Listings of boxed layout items
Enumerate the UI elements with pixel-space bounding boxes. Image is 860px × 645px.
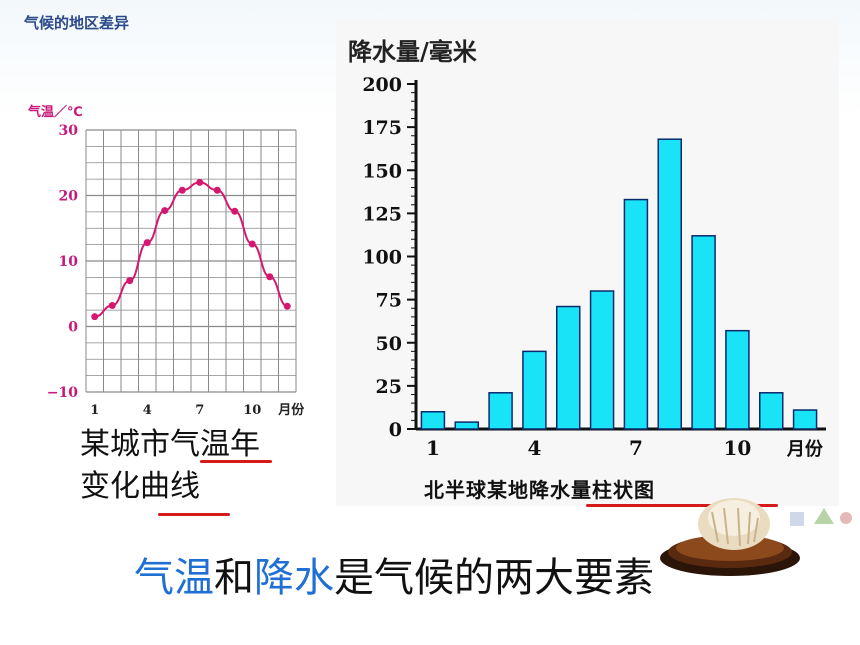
rain-xtick-label: 10 — [723, 436, 751, 460]
temp-ytick-label: 20 — [59, 189, 79, 205]
rain-ytick-label: 100 — [362, 247, 402, 269]
temperature-caption-line-2: 变化曲线 — [80, 469, 200, 504]
summary-word-temperature: 气温 — [134, 555, 214, 601]
rain-bar — [589, 290, 615, 430]
rain-xtick-label: 7 — [629, 436, 643, 460]
rain-bar — [657, 138, 683, 430]
temp-xtick-label: 10 — [243, 403, 261, 418]
decoration-icon — [790, 508, 852, 526]
rain-bar — [555, 305, 581, 430]
rain-bar — [488, 392, 513, 430]
rain-bar — [725, 329, 750, 430]
rain-bar — [691, 235, 716, 430]
rain-ytick-label: 25 — [376, 376, 402, 398]
bowl-image — [660, 498, 800, 576]
rain-xtick-label: 1 — [426, 436, 440, 460]
temp-data-point — [126, 277, 134, 285]
precipitation-chart: 0 25 50 75 100 125 150 175 200 1 4 7 10 月份 — [362, 74, 826, 460]
rain-ytick-label: 200 — [362, 74, 402, 96]
temp-ytick-label: 30 — [59, 123, 79, 139]
rain-ytick-label: 150 — [362, 160, 402, 182]
rain-ytick-label: 75 — [376, 290, 402, 312]
precipitation-chart-title: 北半球某地降水量柱状图 — [424, 478, 655, 502]
temperature-chart-caption: 某城市气温年 变化曲线 — [80, 424, 320, 508]
rain-bar — [758, 392, 784, 430]
rain-xtick-label: 4 — [527, 436, 541, 460]
temp-data-point — [283, 302, 291, 310]
rain-bar — [420, 411, 446, 430]
caption-underline-curve — [158, 513, 230, 516]
rain-ytick-label: 125 — [362, 203, 402, 225]
rain-bar — [454, 421, 480, 430]
temp-data-point — [161, 207, 169, 215]
rain-bar — [623, 198, 649, 430]
temp-xaxis-unit: 月份 — [277, 402, 305, 418]
summary-rest: 是气候的两大要素 — [334, 555, 654, 601]
rain-bar — [792, 409, 818, 430]
temp-data-point — [231, 207, 239, 215]
temperature-caption-line-1: 某城市气温年 — [80, 427, 260, 462]
precipitation-panel: 降水量/毫米 0 25 50 75 100 125 150 175 200 1 4 7 10 月份 北半球… — [336, 18, 839, 507]
temp-data-point — [143, 239, 151, 247]
temp-xtick-label: 1 — [90, 403, 99, 418]
temp-data-point — [248, 240, 256, 248]
precipitation-axis-label: 降水量/毫米 — [348, 37, 477, 66]
temp-data-point — [91, 313, 99, 321]
temp-ytick-label: 10 — [59, 254, 79, 270]
temp-data-point — [178, 186, 186, 194]
rain-bar — [522, 350, 547, 430]
temp-data-point — [213, 186, 221, 194]
temp-ytick-label: 0 — [68, 320, 78, 336]
caption-underline-temperature — [200, 460, 272, 463]
temp-xtick-label: 4 — [143, 403, 152, 418]
rain-xaxis-unit: 月份 — [786, 438, 824, 460]
temperature-axis-label: 气温／℃ — [28, 105, 83, 120]
rain-ytick-label: 50 — [376, 333, 402, 355]
temp-xtick-label: 7 — [195, 403, 204, 418]
temp-data-point — [108, 302, 116, 310]
summary-word-and: 和 — [214, 555, 254, 601]
rain-ytick-label: 175 — [362, 117, 402, 139]
precipitation-title-underline — [586, 504, 778, 507]
temp-data-point — [266, 273, 274, 281]
temp-ytick-label: −10 — [47, 385, 78, 401]
rain-ytick-label: 0 — [389, 419, 402, 441]
temp-data-point — [196, 178, 204, 186]
summary-sentence: 气温和降水是气候的两大要素 — [134, 545, 654, 603]
page-title: 气候的地区差异 — [24, 14, 130, 32]
temperature-chart: 30 20 10 0 −10 1 4 7 10 月份 — [47, 123, 305, 418]
summary-word-precipitation: 降水 — [254, 555, 334, 601]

WHAT TO DO :: Copy out every line of the rows above word for word, without the pictures.

CORRECT OUTPUT ::
Enumerate the UI elements with pixel-space bounding boxes. Image is 860px × 645px.
rain-xtick-label: 10 — [723, 436, 751, 460]
temp-ytick-label: 20 — [59, 189, 79, 205]
rain-ytick-label: 100 — [362, 247, 402, 269]
temperature-caption-line-2: 变化曲线 — [80, 469, 200, 504]
summary-word-temperature: 气温 — [134, 555, 214, 601]
rain-bar — [589, 290, 615, 430]
rain-xtick-label: 7 — [629, 436, 643, 460]
rain-bar — [657, 138, 683, 430]
temp-xtick-label: 10 — [243, 403, 261, 418]
decoration-icon — [790, 508, 852, 526]
rain-bar — [555, 305, 581, 430]
rain-bar — [488, 392, 513, 430]
rain-bar — [725, 329, 750, 430]
rain-bar — [691, 235, 716, 430]
rain-ytick-label: 25 — [376, 376, 402, 398]
bowl-image — [660, 498, 800, 576]
rain-xtick-label: 1 — [426, 436, 440, 460]
temp-data-point — [126, 277, 134, 285]
precipitation-chart: 0 25 50 75 100 125 150 175 200 1 4 7 10 月份 — [362, 74, 826, 460]
rain-ytick-label: 200 — [362, 74, 402, 96]
temp-ytick-label: 30 — [59, 123, 79, 139]
rain-ytick-label: 150 — [362, 160, 402, 182]
rain-ytick-label: 75 — [376, 290, 402, 312]
precipitation-chart-title: 北半球某地降水量柱状图 — [424, 478, 655, 502]
temperature-chart-caption: 某城市气温年 变化曲线 — [80, 424, 320, 508]
rain-bar — [758, 392, 784, 430]
rain-xtick-label: 4 — [527, 436, 541, 460]
temp-data-point — [283, 302, 291, 310]
rain-bar — [420, 411, 446, 430]
caption-underline-curve — [158, 513, 230, 516]
rain-ytick-label: 125 — [362, 203, 402, 225]
rain-bar — [454, 421, 480, 430]
temp-data-point — [161, 207, 169, 215]
rain-bar — [623, 198, 649, 430]
temp-xaxis-unit: 月份 — [277, 402, 305, 418]
summary-rest: 是气候的两大要素 — [334, 555, 654, 601]
rain-bar — [792, 409, 818, 430]
temp-data-point — [231, 207, 239, 215]
temperature-caption-line-1: 某城市气温年 — [80, 427, 260, 462]
precipitation-panel: 降水量/毫米 0 25 50 75 100 125 150 175 200 1 4 7 10 月份 北半球… — [336, 18, 839, 507]
temp-data-point — [143, 239, 151, 247]
temp-xtick-label: 1 — [90, 403, 99, 418]
temp-data-point — [248, 240, 256, 248]
precipitation-axis-label: 降水量/毫米 — [348, 37, 477, 66]
temp-data-point — [91, 313, 99, 321]
temp-ytick-label: 10 — [59, 254, 79, 270]
temp-data-point — [178, 186, 186, 194]
rain-bar — [522, 350, 547, 430]
temp-data-point — [213, 186, 221, 194]
temp-ytick-label: 0 — [68, 320, 78, 336]
caption-underline-temperature — [200, 460, 272, 463]
temp-xtick-label: 4 — [143, 403, 152, 418]
rain-xaxis-unit: 月份 — [786, 438, 824, 460]
temperature-axis-label: 气温／℃ — [28, 105, 83, 120]
rain-ytick-label: 50 — [376, 333, 402, 355]
temp-xtick-label: 7 — [195, 403, 204, 418]
temp-data-point — [108, 302, 116, 310]
summary-word-and: 和 — [214, 555, 254, 601]
rain-ytick-label: 175 — [362, 117, 402, 139]
precipitation-title-underline — [586, 504, 778, 507]
temp-data-point — [266, 273, 274, 281]
temp-ytick-label: −10 — [47, 385, 78, 401]
rain-ytick-label: 0 — [389, 419, 402, 441]
temp-data-point — [196, 178, 204, 186]
summary-sentence: 气温和降水是气候的两大要素 — [134, 545, 654, 603]
page-title: 气候的地区差异 — [24, 14, 130, 32]
temperature-chart: 30 20 10 0 −10 1 4 7 10 月份 — [47, 123, 305, 418]
summary-word-precipitation: 降水 — [254, 555, 334, 601]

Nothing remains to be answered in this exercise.